* [TASK REQUIREMENTS]: Pick out every line that holds the string "structured" and copy it.

* [INPUT RECORDS]:
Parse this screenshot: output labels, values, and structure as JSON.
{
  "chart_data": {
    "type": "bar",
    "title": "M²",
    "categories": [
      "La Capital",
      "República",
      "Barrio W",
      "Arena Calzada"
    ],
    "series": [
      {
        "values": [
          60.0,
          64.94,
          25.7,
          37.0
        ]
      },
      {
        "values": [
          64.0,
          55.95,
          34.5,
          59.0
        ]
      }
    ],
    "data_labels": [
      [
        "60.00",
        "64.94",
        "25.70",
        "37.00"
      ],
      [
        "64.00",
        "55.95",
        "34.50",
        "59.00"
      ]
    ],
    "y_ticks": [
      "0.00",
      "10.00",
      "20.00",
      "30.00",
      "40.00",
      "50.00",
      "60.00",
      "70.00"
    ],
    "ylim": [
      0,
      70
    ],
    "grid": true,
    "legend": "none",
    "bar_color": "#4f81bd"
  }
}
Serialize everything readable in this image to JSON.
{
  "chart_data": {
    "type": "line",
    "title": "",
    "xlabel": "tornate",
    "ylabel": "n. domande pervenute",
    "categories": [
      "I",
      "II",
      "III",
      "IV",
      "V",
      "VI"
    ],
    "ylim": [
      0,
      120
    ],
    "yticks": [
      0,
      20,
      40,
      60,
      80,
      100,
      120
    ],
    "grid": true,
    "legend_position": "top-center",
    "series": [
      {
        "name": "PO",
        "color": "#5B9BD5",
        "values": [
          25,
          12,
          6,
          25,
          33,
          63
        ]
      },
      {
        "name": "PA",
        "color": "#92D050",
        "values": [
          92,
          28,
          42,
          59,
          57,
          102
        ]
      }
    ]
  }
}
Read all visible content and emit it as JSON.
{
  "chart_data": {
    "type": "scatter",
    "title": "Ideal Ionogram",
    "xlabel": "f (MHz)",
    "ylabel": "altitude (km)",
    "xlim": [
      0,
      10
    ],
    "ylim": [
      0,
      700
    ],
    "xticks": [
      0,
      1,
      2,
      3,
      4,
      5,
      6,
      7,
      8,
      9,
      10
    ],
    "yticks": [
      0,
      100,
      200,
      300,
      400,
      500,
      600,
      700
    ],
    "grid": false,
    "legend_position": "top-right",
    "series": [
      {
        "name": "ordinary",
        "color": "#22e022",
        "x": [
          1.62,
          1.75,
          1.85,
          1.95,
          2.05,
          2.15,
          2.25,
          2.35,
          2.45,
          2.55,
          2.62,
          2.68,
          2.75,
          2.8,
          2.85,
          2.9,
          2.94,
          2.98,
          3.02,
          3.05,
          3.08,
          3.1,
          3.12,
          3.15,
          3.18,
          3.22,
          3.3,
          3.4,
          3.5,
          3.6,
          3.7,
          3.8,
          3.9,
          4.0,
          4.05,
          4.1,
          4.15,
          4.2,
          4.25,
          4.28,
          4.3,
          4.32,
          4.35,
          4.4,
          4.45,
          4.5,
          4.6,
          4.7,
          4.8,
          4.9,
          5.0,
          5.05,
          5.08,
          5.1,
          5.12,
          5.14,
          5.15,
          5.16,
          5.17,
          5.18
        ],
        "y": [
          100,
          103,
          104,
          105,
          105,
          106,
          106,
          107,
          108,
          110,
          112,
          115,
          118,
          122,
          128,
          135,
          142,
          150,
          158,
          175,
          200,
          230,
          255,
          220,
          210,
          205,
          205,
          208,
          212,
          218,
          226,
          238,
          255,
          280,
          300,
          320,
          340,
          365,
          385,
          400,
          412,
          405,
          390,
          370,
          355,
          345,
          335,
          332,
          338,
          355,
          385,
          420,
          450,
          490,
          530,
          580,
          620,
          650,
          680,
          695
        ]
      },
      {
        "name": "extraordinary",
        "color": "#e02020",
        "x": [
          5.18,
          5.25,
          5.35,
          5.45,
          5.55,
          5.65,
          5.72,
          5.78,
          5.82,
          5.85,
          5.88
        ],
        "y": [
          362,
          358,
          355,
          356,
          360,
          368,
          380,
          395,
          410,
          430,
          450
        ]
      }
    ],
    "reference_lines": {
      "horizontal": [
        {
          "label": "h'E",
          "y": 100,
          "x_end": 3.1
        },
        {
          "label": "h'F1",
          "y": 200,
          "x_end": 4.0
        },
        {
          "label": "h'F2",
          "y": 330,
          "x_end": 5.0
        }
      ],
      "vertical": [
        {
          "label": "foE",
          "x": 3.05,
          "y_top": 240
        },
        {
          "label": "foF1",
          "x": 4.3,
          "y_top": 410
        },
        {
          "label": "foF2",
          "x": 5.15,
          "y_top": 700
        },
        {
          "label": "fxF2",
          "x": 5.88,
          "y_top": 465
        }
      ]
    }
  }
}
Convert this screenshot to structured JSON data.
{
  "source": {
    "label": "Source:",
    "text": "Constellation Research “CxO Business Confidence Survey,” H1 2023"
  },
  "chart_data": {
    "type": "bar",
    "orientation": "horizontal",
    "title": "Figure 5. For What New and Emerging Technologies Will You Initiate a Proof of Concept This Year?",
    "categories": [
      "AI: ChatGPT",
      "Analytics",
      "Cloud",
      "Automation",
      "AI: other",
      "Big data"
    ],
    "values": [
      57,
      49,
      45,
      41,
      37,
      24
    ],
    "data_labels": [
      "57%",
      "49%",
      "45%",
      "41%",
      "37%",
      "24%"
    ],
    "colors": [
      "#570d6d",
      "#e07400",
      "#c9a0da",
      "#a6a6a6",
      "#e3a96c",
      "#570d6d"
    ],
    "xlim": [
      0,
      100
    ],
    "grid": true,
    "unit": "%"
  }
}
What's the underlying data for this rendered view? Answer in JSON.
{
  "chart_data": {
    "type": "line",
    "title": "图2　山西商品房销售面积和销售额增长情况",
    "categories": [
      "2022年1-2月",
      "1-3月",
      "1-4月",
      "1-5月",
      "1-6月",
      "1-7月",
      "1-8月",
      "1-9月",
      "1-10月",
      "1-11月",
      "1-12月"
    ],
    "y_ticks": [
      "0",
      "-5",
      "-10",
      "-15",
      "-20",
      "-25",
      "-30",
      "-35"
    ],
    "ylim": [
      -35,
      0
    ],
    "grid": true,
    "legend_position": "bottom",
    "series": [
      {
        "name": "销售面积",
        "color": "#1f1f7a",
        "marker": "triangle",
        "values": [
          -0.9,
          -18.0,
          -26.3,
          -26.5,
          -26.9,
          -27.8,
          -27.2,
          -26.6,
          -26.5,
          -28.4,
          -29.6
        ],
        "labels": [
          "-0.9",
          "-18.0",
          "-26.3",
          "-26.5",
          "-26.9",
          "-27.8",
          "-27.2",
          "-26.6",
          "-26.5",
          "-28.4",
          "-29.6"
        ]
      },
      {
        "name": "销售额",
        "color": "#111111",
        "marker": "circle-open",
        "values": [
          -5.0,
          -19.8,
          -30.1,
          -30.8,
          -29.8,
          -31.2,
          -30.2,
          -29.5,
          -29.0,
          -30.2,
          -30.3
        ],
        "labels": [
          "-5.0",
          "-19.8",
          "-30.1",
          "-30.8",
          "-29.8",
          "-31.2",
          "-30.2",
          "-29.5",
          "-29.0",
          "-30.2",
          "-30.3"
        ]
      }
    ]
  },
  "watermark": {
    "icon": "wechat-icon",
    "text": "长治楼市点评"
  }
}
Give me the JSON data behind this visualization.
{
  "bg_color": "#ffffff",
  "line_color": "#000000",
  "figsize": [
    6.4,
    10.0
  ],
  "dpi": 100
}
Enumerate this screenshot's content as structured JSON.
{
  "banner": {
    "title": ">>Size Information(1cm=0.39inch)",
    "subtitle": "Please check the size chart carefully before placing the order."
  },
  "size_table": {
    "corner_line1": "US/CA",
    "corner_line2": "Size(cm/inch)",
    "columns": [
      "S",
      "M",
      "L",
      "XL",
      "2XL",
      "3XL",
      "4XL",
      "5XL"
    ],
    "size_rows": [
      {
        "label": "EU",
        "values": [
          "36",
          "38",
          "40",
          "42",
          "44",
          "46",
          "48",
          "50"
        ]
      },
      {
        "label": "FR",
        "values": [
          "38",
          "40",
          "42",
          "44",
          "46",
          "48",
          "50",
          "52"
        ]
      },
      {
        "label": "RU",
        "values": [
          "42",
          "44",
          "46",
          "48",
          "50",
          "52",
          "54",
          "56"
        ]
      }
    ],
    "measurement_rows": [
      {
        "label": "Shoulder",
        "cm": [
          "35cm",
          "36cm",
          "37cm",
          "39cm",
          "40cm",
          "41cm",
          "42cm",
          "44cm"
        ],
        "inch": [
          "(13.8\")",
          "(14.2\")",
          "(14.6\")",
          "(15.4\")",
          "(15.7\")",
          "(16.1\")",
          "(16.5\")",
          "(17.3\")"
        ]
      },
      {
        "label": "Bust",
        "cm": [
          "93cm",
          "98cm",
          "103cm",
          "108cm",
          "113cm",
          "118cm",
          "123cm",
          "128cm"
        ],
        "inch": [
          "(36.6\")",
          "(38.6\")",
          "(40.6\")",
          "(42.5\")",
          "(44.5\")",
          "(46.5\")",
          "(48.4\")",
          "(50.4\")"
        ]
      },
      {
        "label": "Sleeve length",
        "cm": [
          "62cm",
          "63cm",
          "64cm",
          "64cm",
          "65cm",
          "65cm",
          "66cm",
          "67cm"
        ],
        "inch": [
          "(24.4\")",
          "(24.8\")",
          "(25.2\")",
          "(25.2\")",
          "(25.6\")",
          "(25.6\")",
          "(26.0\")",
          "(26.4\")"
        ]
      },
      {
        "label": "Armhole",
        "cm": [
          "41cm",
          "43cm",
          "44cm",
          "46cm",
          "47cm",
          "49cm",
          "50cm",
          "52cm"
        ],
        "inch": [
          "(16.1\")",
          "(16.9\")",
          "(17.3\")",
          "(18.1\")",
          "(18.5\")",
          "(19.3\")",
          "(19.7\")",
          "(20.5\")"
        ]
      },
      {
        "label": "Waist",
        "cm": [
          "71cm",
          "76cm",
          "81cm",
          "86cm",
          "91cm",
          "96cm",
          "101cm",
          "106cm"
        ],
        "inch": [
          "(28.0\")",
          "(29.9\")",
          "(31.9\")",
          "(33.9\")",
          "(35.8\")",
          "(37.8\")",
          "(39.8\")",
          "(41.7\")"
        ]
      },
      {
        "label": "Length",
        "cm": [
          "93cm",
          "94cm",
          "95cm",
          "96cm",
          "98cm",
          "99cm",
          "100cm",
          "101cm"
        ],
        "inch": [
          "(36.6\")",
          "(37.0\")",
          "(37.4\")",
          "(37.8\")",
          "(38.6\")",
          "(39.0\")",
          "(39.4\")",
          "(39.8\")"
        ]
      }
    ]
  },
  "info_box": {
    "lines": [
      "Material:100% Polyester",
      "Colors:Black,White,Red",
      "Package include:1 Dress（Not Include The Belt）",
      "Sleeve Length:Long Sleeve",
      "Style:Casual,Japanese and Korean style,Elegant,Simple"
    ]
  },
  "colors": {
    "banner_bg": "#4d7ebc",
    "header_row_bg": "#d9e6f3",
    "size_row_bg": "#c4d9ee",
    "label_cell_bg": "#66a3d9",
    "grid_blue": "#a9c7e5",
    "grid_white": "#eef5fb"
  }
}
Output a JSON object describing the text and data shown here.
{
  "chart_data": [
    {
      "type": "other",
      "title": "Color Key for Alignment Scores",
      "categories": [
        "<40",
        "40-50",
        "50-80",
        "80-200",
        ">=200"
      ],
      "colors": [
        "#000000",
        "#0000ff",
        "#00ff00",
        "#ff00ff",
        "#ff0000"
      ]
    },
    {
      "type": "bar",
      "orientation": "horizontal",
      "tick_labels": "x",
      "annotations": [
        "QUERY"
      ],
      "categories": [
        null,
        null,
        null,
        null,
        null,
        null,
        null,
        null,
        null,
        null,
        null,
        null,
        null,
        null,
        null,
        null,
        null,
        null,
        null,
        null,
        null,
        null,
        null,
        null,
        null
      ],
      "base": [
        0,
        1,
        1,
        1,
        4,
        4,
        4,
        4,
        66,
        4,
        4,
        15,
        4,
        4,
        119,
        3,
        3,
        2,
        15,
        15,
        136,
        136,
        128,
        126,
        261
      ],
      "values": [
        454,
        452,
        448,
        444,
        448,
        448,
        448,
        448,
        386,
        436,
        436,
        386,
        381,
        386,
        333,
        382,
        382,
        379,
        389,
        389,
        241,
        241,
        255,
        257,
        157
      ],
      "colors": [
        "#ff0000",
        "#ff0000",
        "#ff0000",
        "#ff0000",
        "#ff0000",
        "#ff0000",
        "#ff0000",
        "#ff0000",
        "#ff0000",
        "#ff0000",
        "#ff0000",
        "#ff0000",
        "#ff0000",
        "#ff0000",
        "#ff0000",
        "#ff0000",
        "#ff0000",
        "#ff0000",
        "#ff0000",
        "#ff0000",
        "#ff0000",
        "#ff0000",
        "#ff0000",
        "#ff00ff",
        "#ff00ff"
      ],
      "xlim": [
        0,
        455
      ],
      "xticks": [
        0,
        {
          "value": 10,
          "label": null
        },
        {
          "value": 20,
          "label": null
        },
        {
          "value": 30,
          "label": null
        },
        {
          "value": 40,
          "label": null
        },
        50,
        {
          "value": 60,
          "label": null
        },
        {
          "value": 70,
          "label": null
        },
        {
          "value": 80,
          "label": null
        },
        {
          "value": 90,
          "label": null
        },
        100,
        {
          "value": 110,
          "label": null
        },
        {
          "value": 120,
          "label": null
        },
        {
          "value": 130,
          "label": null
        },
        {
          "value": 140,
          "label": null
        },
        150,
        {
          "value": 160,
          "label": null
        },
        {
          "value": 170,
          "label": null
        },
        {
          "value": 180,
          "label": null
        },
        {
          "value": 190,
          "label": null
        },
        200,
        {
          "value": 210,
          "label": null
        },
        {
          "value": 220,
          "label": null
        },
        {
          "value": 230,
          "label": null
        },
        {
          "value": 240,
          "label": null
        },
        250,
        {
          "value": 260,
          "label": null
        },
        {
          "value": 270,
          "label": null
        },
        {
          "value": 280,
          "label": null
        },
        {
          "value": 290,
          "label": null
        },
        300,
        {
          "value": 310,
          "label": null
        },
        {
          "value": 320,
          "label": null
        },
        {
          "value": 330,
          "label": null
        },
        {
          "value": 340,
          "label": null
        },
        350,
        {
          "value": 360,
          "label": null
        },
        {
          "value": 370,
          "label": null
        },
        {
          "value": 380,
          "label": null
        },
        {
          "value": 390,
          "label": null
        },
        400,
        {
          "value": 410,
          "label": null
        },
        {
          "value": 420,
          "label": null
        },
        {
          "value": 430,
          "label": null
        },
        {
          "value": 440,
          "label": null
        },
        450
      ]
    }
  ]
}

* [REPLY]:
Convert this screenshot to structured JSON data.
Enumerate this screenshot's content as structured JSON.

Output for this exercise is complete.